*Prompt*
Retype the material below. Keep every word exactly as it is.

[Data records]

# # # # # # #

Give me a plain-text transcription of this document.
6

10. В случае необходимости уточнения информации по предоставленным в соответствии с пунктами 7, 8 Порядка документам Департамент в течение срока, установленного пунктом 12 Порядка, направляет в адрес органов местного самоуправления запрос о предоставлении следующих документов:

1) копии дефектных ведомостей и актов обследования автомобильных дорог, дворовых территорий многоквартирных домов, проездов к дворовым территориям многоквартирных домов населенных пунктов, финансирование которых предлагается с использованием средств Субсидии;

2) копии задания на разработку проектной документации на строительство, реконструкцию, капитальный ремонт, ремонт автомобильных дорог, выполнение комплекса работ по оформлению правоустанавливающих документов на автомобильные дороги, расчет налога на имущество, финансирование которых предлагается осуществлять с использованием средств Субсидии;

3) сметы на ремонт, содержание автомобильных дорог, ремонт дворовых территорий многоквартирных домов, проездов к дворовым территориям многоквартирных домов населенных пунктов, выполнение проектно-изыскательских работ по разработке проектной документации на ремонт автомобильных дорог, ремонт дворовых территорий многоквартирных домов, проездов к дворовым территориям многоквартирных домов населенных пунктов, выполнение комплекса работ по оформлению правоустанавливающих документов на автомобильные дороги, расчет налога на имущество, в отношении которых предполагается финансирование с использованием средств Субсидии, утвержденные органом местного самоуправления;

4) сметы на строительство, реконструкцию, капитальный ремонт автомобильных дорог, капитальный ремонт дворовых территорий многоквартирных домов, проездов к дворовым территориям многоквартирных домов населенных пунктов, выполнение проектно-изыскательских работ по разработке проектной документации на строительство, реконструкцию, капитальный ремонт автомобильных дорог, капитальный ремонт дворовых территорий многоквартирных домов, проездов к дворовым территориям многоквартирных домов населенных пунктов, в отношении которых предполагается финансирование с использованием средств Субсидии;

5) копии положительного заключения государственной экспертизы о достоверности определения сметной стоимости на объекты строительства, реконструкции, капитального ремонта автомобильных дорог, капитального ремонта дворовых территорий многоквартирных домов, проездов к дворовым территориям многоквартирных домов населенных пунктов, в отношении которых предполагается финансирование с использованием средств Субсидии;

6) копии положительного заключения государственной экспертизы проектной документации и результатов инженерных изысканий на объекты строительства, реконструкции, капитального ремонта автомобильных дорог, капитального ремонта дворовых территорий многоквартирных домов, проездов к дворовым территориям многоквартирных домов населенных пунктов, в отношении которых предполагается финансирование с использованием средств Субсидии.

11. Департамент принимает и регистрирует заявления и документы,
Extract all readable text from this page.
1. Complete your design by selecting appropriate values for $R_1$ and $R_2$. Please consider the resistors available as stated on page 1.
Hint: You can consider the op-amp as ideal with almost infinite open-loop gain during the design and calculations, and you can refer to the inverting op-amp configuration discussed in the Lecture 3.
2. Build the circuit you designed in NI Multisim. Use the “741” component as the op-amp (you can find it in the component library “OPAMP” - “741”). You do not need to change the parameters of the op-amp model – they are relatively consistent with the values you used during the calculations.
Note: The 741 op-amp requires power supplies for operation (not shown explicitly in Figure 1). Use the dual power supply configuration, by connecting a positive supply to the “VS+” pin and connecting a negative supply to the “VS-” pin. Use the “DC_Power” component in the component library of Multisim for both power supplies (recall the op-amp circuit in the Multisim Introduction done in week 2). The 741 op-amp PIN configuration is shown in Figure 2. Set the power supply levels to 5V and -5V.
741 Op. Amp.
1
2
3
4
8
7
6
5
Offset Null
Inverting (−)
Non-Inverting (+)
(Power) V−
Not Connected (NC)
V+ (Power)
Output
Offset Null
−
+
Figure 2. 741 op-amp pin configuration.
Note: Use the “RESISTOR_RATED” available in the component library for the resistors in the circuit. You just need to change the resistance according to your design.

# # # # # # #

*Finished exercise*
Give me a plain-text transcription of this document.
6

10. В случае необходимости уточнения информации по предоставленным в соответствии с пунктами 7, 8 Порядка документам Департамент в течение срока, установленного пунктом 12 Порядка, направляет в адрес органов местного самоуправления запрос о предоставлении следующих документов:

1) копии дефектных ведомостей и актов обследования автомобильных дорог, дворовых территорий многоквартирных домов, проездов к дворовым территориям многоквартирных домов населенных пунктов, финансирование которых предлагается с использованием средств Субсидии;

2) копии задания на разработку проектной документации на строительство, реконструкцию, капитальный ремонт, ремонт автомобильных дорог, выполнение комплекса работ по оформлению правоустанавливающих документов на автомобильные дороги, расчет налога на имущество, финансирование которых предлагается осуществлять с использованием средств Субсидии;

3) сметы на ремонт, содержание автомобильных дорог, ремонт дворовых территорий многоквартирных домов, проездов к дворовым территориям многоквартирных домов населенных пунктов, выполнение проектно-изыскательских работ по разработке проектной документации на ремонт автомобильных дорог, ремонт дворовых территорий многоквартирных домов, проездов к дворовым территориям многоквартирных домов населенных пунктов, выполнение комплекса работ по оформлению правоустанавливающих документов на автомобильные дороги, расчет налога на имущество, в отношении которых предполагается финансирование с использованием средств Субсидии, утвержденные органом местного самоуправления;

4) сметы на строительство, реконструкцию, капитальный ремонт автомобильных дорог, капитальный ремонт дворовых территорий многоквартирных домов, проездов к дворовым территориям многоквартирных домов населенных пунктов, выполнение проектно-изыскательских работ по разработке проектной документации на строительство, реконструкцию, капитальный ремонт автомобильных дорог, капитальный ремонт дворовых территорий многоквартирных домов, проездов к дворовым территориям многоквартирных домов населенных пунктов, в отношении которых предполагается финансирование с использованием средств Субсидии;

5) копии положительного заключения государственной экспертизы о достоверности определения сметной стоимости на объекты строительства, реконструкции, капитального ремонта автомобильных дорог, капитального ремонта дворовых территорий многоквартирных домов, проездов к дворовым территориям многоквартирных домов населенных пунктов, в отношении которых предполагается финансирование с использованием средств Субсидии;

6) копии положительного заключения государственной экспертизы проектной документации и результатов инженерных изысканий на объекты строительства, реконструкции, капитального ремонта автомобильных дорог, капитального ремонта дворовых территорий многоквартирных домов, проездов к дворовым территориям многоквартирных домов населенных пунктов, в отношении которых предполагается финансирование с использованием средств Субсидии.

11. Департамент принимает и регистрирует заявления и документы,
Extract all readable text from this page.
1. Complete your design by selecting appropriate values for $R_1$ and $R_2$. Please consider the resistors available as stated on page 1.
Hint: You can consider the op-amp as ideal with almost infinite open-loop gain during the design and calculations, and you can refer to the inverting op-amp configuration discussed in the Lecture 3.
2. Build the circuit you designed in NI Multisim. Use the “741” component as the op-amp (you can find it in the component library “OPAMP” - “741”). You do not need to change the parameters of the op-amp model – they are relatively consistent with the values you used during the calculations.
Note: The 741 op-amp requires power supplies for operation (not shown explicitly in Figure 1). Use the dual power supply configuration, by connecting a positive supply to the “VS+” pin and connecting a negative supply to the “VS-” pin. Use the “DC_Power” component in the component library of Multisim for both power supplies (recall the op-amp circuit in the Multisim Introduction done in week 2). The 741 op-amp PIN configuration is shown in Figure 2. Set the power supply levels to 5V and -5V.
741 Op. Amp.
1
2
3
4
8
7
6
5
Offset Null
Inverting (−)
Non-Inverting (+)
(Power) V−
Not Connected (NC)
V+ (Power)
Output
Offset Null
−
+
Figure 2. 741 op-amp pin configuration.
Note: Use the “RESISTOR_RATED” available in the component library for the resistors in the circuit. You just need to change the resistance according to your design.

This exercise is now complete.